* START *

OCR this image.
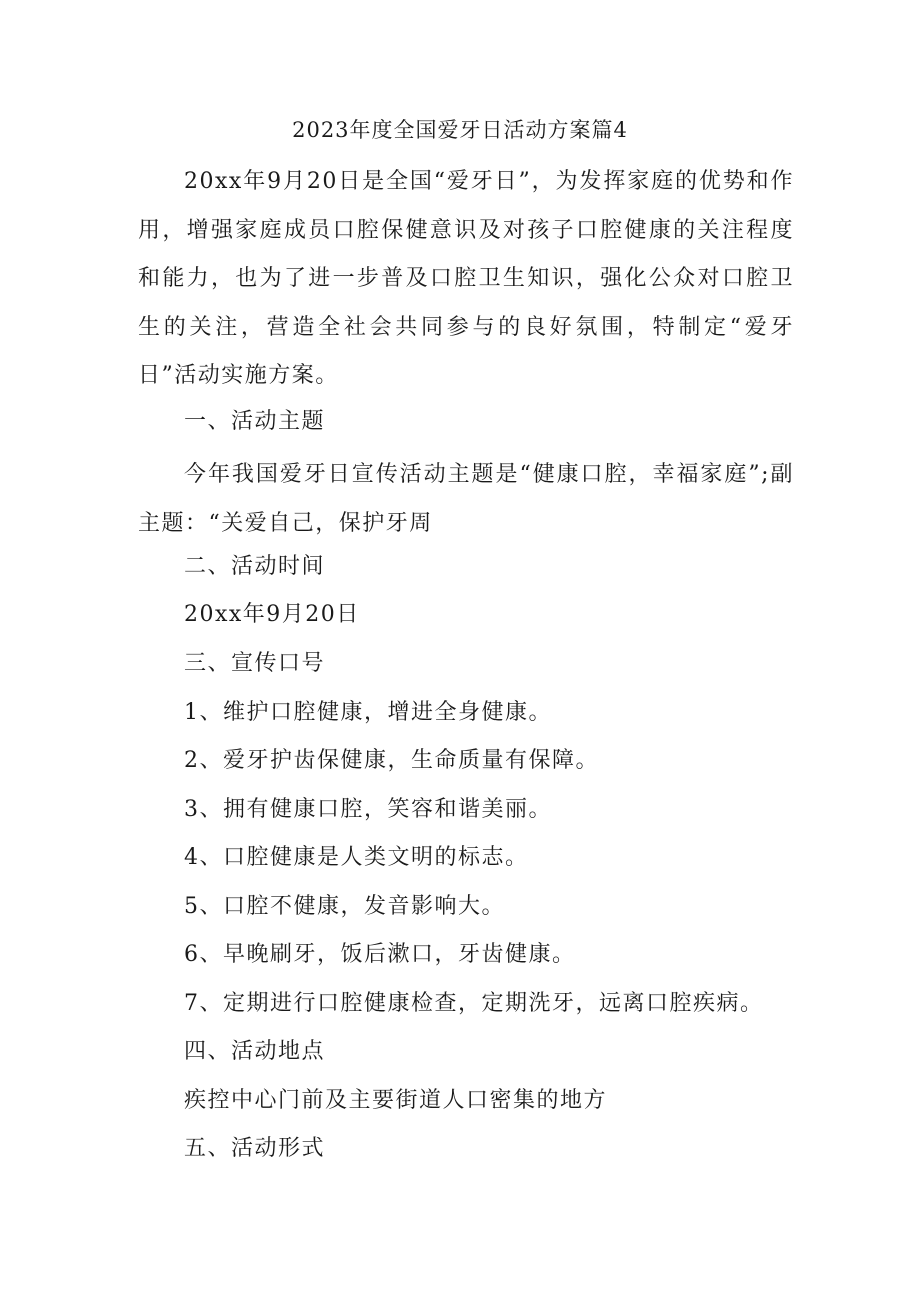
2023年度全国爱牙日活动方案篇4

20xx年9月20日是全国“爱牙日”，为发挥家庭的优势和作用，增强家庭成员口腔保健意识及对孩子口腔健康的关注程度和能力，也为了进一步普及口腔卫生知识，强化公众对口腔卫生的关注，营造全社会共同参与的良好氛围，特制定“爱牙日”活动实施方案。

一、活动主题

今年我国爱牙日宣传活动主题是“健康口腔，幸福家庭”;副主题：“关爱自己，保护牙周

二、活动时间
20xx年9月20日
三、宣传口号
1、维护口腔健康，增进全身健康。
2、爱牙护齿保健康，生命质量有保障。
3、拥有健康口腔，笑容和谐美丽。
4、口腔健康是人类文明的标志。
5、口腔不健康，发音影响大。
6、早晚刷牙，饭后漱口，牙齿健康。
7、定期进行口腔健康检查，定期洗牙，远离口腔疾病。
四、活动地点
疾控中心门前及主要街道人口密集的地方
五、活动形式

* END *
* START *

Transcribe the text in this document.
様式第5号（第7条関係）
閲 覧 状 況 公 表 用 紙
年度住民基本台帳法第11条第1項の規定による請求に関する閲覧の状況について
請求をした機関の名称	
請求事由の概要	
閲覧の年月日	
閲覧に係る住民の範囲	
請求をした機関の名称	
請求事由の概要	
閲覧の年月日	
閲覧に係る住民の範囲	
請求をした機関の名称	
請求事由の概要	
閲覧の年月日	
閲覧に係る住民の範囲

* END *
* START *

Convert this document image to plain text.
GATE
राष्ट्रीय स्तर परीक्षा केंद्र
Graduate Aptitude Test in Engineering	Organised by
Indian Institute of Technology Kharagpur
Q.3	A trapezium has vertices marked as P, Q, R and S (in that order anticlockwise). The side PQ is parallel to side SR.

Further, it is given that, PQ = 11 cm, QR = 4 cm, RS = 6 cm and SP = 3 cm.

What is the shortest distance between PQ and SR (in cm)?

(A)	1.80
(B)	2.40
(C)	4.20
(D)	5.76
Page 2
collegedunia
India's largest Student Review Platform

* END *

# Job
How many lines in the entries contain the string "that"? Answer with the number only.

# Result of this exercise
2